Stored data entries
+ + + + + + +

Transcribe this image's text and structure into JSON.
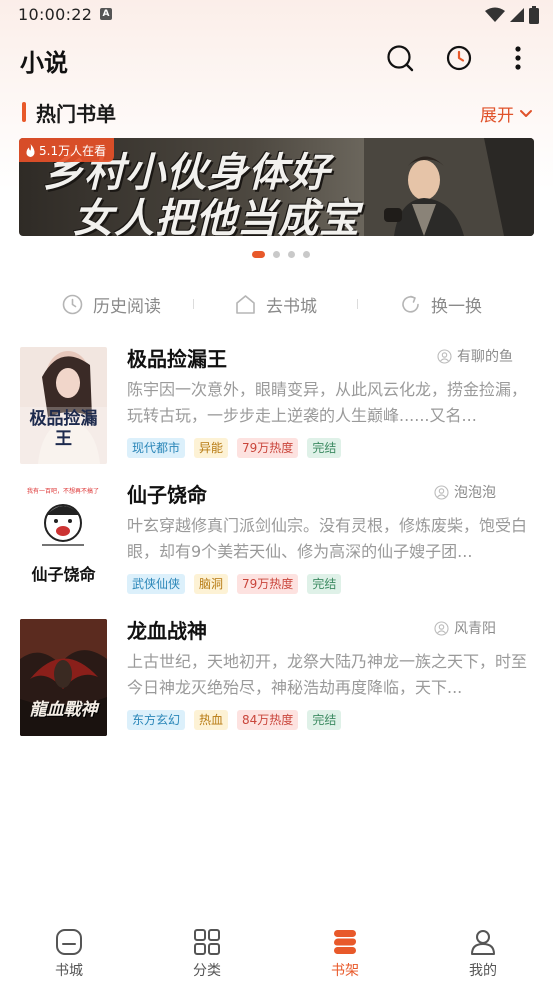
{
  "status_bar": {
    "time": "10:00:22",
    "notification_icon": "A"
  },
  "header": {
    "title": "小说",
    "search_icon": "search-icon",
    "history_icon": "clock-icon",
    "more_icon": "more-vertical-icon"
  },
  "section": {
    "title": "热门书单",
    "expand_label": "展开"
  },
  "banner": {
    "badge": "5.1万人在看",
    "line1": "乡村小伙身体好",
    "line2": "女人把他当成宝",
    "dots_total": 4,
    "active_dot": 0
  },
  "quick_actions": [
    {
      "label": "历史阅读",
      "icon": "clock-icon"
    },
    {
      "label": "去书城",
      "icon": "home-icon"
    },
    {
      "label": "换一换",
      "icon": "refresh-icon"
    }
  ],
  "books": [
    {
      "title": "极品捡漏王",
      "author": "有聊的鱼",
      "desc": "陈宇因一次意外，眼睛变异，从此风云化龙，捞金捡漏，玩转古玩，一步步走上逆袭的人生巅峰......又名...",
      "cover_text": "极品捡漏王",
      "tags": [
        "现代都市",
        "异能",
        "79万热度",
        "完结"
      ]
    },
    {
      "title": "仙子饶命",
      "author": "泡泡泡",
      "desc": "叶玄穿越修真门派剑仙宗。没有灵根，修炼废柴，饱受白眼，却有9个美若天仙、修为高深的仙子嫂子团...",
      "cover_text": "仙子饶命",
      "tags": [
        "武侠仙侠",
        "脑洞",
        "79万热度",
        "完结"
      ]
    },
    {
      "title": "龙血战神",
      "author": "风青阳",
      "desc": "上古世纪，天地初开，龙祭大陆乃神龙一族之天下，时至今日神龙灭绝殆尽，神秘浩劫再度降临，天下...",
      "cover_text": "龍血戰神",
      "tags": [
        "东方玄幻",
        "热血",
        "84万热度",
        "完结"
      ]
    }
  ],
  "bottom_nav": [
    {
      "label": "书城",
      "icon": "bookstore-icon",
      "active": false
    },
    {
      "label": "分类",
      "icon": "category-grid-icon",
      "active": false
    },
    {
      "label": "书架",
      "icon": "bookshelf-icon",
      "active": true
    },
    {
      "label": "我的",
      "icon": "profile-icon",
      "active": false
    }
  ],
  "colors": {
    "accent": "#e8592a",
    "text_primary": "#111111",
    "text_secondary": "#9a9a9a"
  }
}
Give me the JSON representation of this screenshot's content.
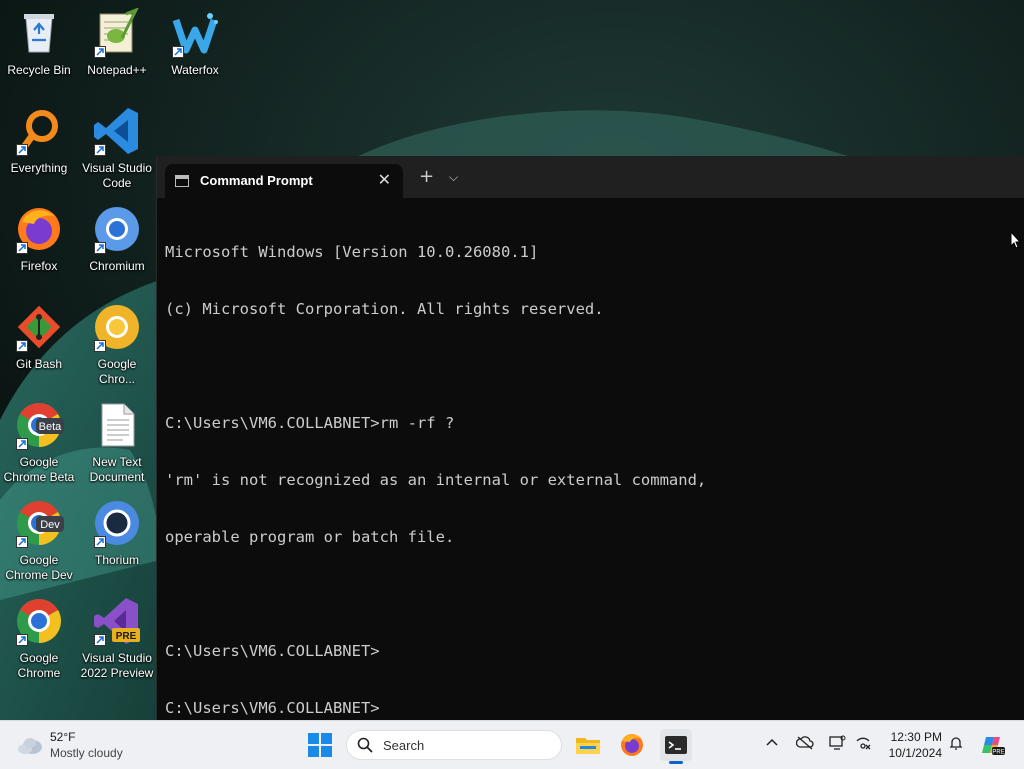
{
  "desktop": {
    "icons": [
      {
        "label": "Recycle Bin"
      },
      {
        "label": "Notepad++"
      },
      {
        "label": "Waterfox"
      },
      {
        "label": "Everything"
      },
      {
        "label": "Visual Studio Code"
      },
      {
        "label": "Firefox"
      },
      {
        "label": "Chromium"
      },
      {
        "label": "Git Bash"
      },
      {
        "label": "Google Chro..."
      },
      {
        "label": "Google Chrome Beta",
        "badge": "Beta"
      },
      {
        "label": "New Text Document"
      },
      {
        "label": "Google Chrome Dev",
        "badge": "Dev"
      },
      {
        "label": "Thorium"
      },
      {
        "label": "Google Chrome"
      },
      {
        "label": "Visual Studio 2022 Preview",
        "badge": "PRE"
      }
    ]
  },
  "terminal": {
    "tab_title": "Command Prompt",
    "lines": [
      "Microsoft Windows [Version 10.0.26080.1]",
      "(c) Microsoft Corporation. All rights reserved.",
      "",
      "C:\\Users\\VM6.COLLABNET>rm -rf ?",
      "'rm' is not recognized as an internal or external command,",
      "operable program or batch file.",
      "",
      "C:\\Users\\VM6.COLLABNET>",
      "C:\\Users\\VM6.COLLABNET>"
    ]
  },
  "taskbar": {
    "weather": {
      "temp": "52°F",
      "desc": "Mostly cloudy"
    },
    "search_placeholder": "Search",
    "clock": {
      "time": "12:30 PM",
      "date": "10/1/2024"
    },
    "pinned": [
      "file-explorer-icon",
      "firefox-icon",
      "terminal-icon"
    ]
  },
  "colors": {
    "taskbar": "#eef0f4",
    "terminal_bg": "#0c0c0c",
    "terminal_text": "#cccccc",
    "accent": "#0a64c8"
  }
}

+ + + + + + +

Pictures are not part of the copy. Extract exactly the lines from the line containing "Give me the" through the final line of the entries above, both included.

Give me the JSON representation of this screenshot's content.
{
  "desktop": {
    "icons": [
      {
        "label": "Recycle Bin"
      },
      {
        "label": "Notepad++"
      },
      {
        "label": "Waterfox"
      },
      {
        "label": "Everything"
      },
      {
        "label": "Visual Studio Code"
      },
      {
        "label": "Firefox"
      },
      {
        "label": "Chromium"
      },
      {
        "label": "Git Bash"
      },
      {
        "label": "Google Chro..."
      },
      {
        "label": "Google Chrome Beta",
        "badge": "Beta"
      },
      {
        "label": "New Text Document"
      },
      {
        "label": "Google Chrome Dev",
        "badge": "Dev"
      },
      {
        "label": "Thorium"
      },
      {
        "label": "Google Chrome"
      },
      {
        "label": "Visual Studio 2022 Preview",
        "badge": "PRE"
      }
    ]
  },
  "terminal": {
    "tab_title": "Command Prompt",
    "lines": [
      "Microsoft Windows [Version 10.0.26080.1]",
      "(c) Microsoft Corporation. All rights reserved.",
      "",
      "C:\\Users\\VM6.COLLABNET>rm -rf ?",
      "'rm' is not recognized as an internal or external command,",
      "operable program or batch file.",
      "",
      "C:\\Users\\VM6.COLLABNET>",
      "C:\\Users\\VM6.COLLABNET>"
    ]
  },
  "taskbar": {
    "weather": {
      "temp": "52°F",
      "desc": "Mostly cloudy"
    },
    "search_placeholder": "Search",
    "clock": {
      "time": "12:30 PM",
      "date": "10/1/2024"
    },
    "pinned": [
      "file-explorer-icon",
      "firefox-icon",
      "terminal-icon"
    ]
  },
  "colors": {
    "taskbar": "#eef0f4",
    "terminal_bg": "#0c0c0c",
    "terminal_text": "#cccccc",
    "accent": "#0a64c8"
  }
}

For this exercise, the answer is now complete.